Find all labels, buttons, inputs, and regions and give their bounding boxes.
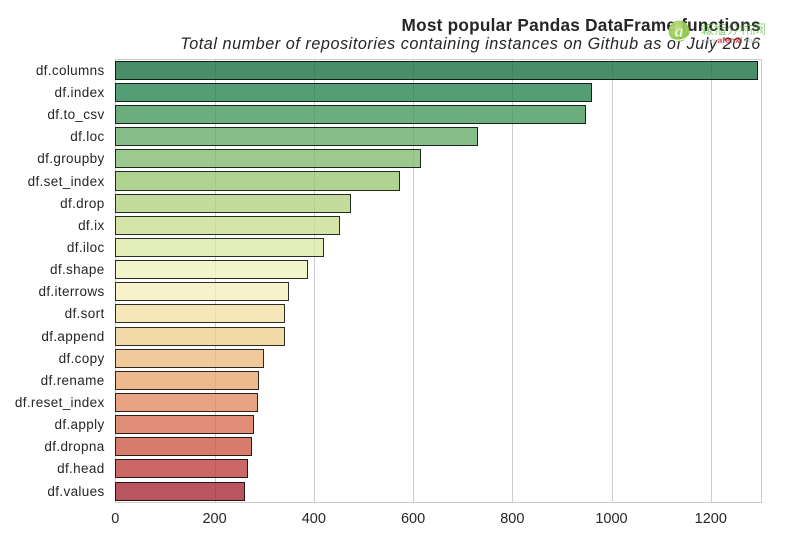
svg-text:www.: www. — [701, 36, 720, 45]
svg-text:.com: .com — [743, 36, 759, 45]
svg-text:a: a — [675, 22, 684, 41]
svg-text:afenxi: afenxi — [718, 35, 743, 45]
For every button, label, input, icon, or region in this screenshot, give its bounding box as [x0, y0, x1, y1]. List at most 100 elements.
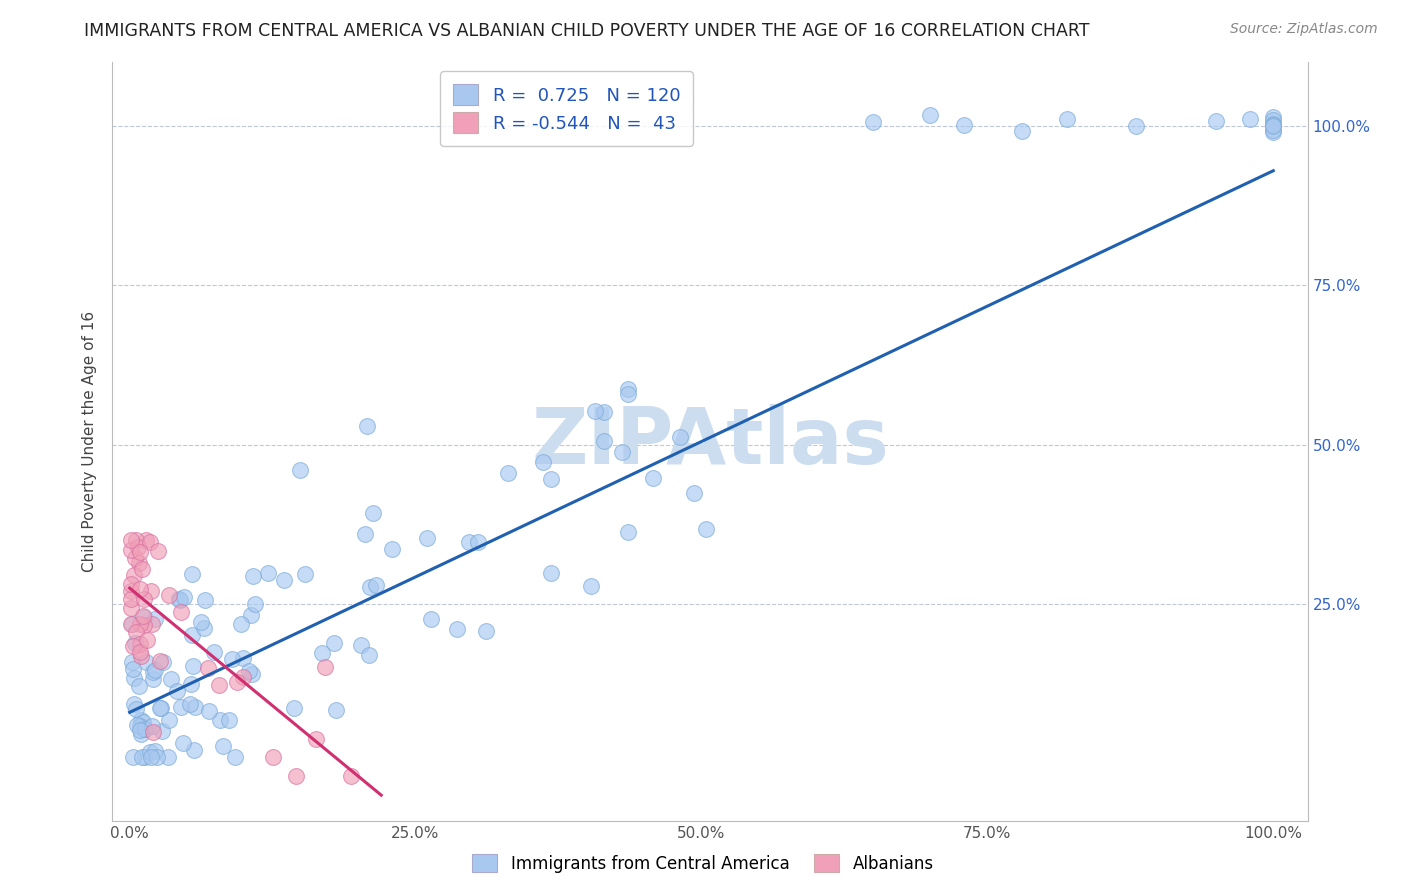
# # # # # # #
**Instructions for the task:** Return every row above word for word, in the same order, and leave the pictures out.

**Solution:**
Find all labels, buttons, inputs, and regions and give their bounding boxes.
svg-text:www.: www. — [701, 36, 720, 45]
svg-text:.com: .com — [743, 36, 759, 45]
svg-text:a: a — [675, 22, 684, 41]
svg-text:afenxi: afenxi — [718, 35, 743, 45]
For every button, label, input, icon, or region in this screenshot, give its bounding box as [x0, y0, x1, y1]. List at most 100 elements.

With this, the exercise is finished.